§ OBJECTIVE
Retype the whole listing verbatim and keep the pictures out of it.

§ RECORDS FOR THE EXERCISE
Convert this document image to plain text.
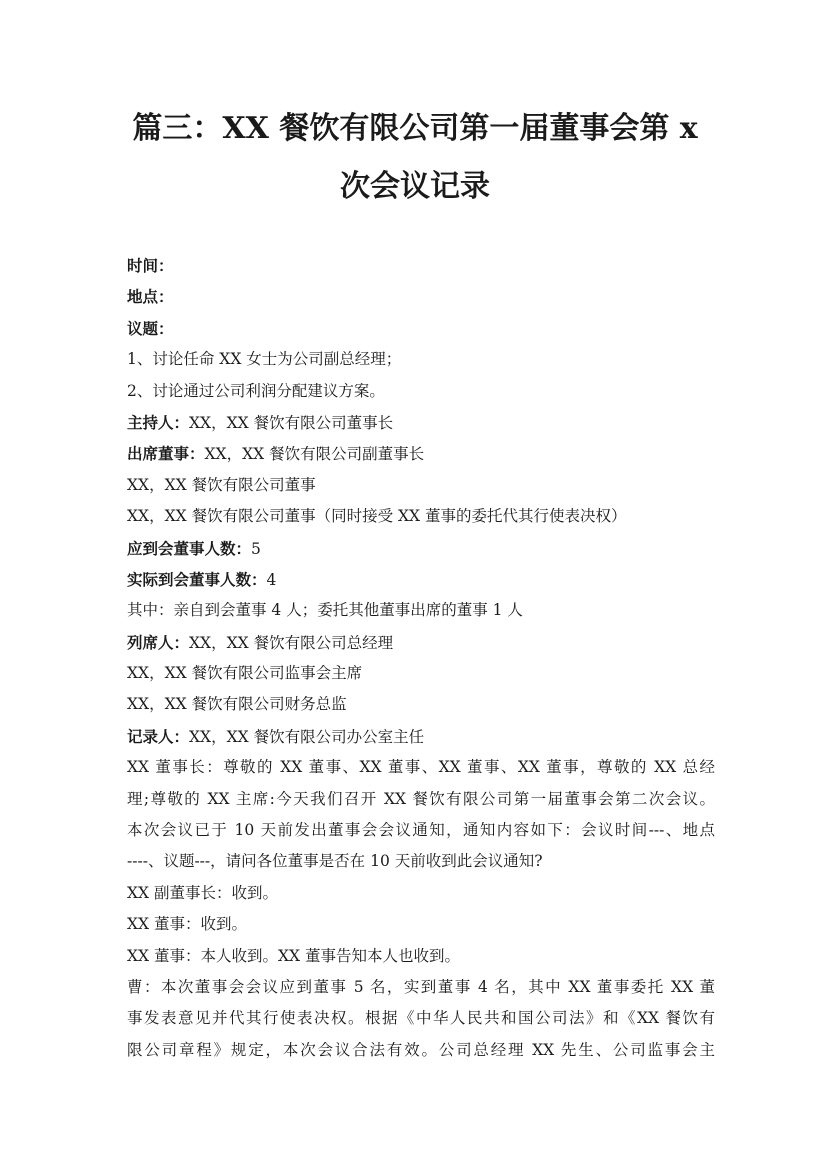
篇三：XX 餐饮有限公司第一届董事会第 x
次会议记录
时间：
地点：
议题：
1、讨论任命 XX 女士为公司副总经理；
2、讨论通过公司利润分配建议方案。
主持人：XX，XX 餐饮有限公司董事长
出席董事：XX，XX 餐饮有限公司副董事长
XX，XX 餐饮有限公司董事
XX，XX 餐饮有限公司董事（同时接受 XX 董事的委托代其行使表决权）
应到会董事人数：5
实际到会董事人数：4
其中：亲自到会董事 4 人；委托其他董事出席的董事 1 人
列席人：XX，XX 餐饮有限公司总经理
XX，XX 餐饮有限公司监事会主席
XX，XX 餐饮有限公司财务总监
记录人：XX，XX 餐饮有限公司办公室主任
XX 董事长：尊敬的 XX 董事、XX 董事、XX 董事、XX 董事，尊敬的 XX 总经
理;尊敬的 XX 主席:今天我们召开 XX 餐饮有限公司第一届董事会第二次会议。
本次会议已于 10 天前发出董事会会议通知，通知内容如下：会议时间---、地点
----、议题---，请问各位董事是否在 10 天前收到此会议通知?
XX 副董事长：收到。
XX 董事：收到。
XX 董事：本人收到。XX 董事告知本人也收到。
曹：本次董事会会议应到董事 5 名，实到董事 4 名，其中 XX 董事委托 XX 董
事发表意见并代其行使表决权。根据《中华人民共和国公司法》和《XX 餐饮有
限公司章程》规定，本次会议合法有效。公司总经理 XX 先生、公司监事会主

§ RESPONSE
Convert this document image to plain text.
篇三：XX 餐饮有限公司第一届董事会第 x
次会议记录
时间：
地点：
议题：
1、讨论任命 XX 女士为公司副总经理；
2、讨论通过公司利润分配建议方案。
主持人：XX，XX 餐饮有限公司董事长
出席董事：XX，XX 餐饮有限公司副董事长
XX，XX 餐饮有限公司董事
XX，XX 餐饮有限公司董事（同时接受 XX 董事的委托代其行使表决权）
应到会董事人数：5
实际到会董事人数：4
其中：亲自到会董事 4 人；委托其他董事出席的董事 1 人
列席人：XX，XX 餐饮有限公司总经理
XX，XX 餐饮有限公司监事会主席
XX，XX 餐饮有限公司财务总监
记录人：XX，XX 餐饮有限公司办公室主任
XX 董事长：尊敬的 XX 董事、XX 董事、XX 董事、XX 董事，尊敬的 XX 总经
理;尊敬的 XX 主席:今天我们召开 XX 餐饮有限公司第一届董事会第二次会议。
本次会议已于 10 天前发出董事会会议通知，通知内容如下：会议时间---、地点
----、议题---，请问各位董事是否在 10 天前收到此会议通知?
XX 副董事长：收到。
XX 董事：收到。
XX 董事：本人收到。XX 董事告知本人也收到。
曹：本次董事会会议应到董事 5 名，实到董事 4 名，其中 XX 董事委托 XX 董
事发表意见并代其行使表决权。根据《中华人民共和国公司法》和《XX 餐饮有
限公司章程》规定，本次会议合法有效。公司总经理 XX 先生、公司监事会主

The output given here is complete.